* **Task goal**: Tally the lines holding "微信deepguan" and state only that figure.

(Stored records)
────────────────────

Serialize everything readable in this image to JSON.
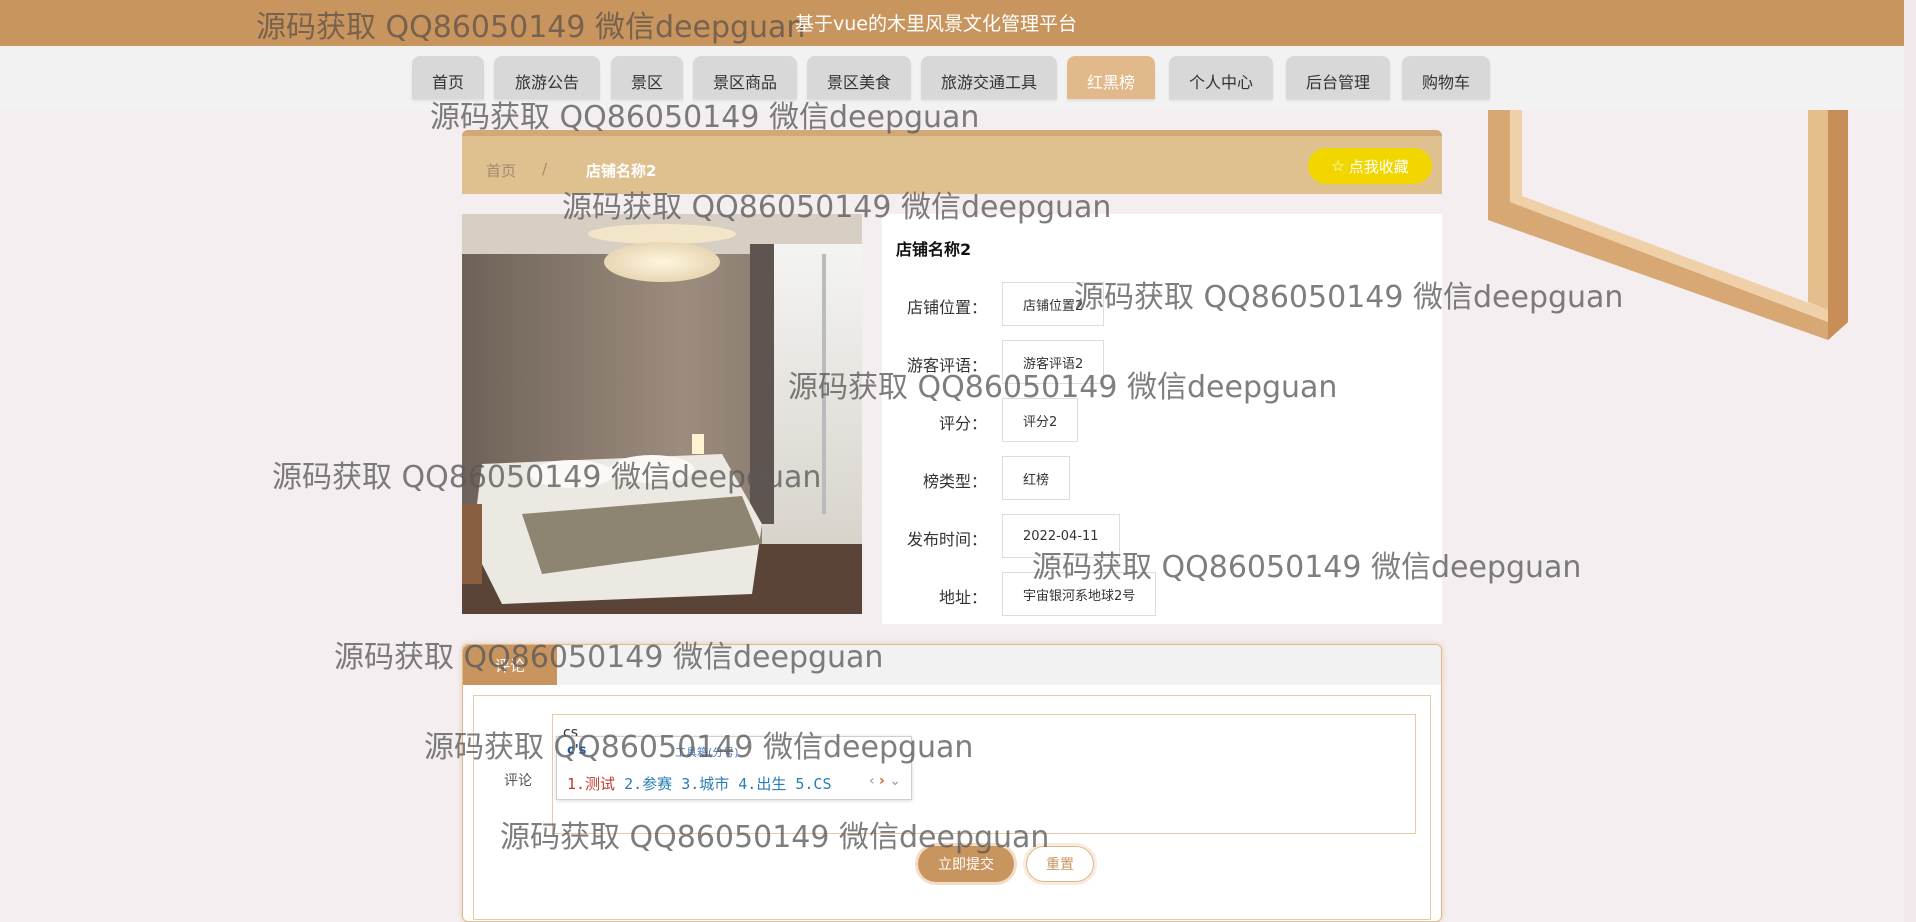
{
  "header": {
    "watermark": "源码获取 QQ86050149 微信deepguan",
    "site_title": "基于vue的木里风景文化管理平台"
  },
  "nav": {
    "items": [
      {
        "label": "首页"
      },
      {
        "label": "旅游公告"
      },
      {
        "label": "景区"
      },
      {
        "label": "景区商品"
      },
      {
        "label": "景区美食"
      },
      {
        "label": "旅游交通工具"
      },
      {
        "label": "红黑榜"
      },
      {
        "label": "个人中心"
      },
      {
        "label": "后台管理"
      },
      {
        "label": "购物车"
      }
    ],
    "active": "红黑榜"
  },
  "breadcrumb": {
    "home": "首页",
    "separator": "/",
    "current": "店铺名称2"
  },
  "favorite_button": {
    "icon": "star-icon",
    "label": "点我收藏"
  },
  "detail": {
    "name": "店铺名称2",
    "fields": [
      {
        "label": "店铺位置：",
        "value": "店铺位置2"
      },
      {
        "label": "游客评语：",
        "value": "游客评语2"
      },
      {
        "label": "评分：",
        "value": "评分2"
      },
      {
        "label": "榜类型：",
        "value": "红榜"
      },
      {
        "label": "发布时间：",
        "value": "2022-04-11"
      },
      {
        "label": "地址：",
        "value": "宇宙银河系地球2号"
      }
    ]
  },
  "comment": {
    "tab": "评论",
    "label": "评论",
    "input_value": "cs",
    "submit_label": "立即提交",
    "reset_label": "重置"
  },
  "ime": {
    "pinyin": "c's",
    "toolbox": "工具箱(分号)",
    "candidates": [
      "1.测试",
      "2.参赛",
      "3.城市",
      "4.出生",
      "5.CS"
    ]
  },
  "watermark_text": "源码获取 QQ86050149 微信deepguan",
  "colors": {
    "accent": "#c9955f",
    "crumb_bar": "#dfc08f",
    "favorite": "#f2d600",
    "active_tab": "#e2b98a"
  }
}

────────────────────

* **Result of the exercise**: 2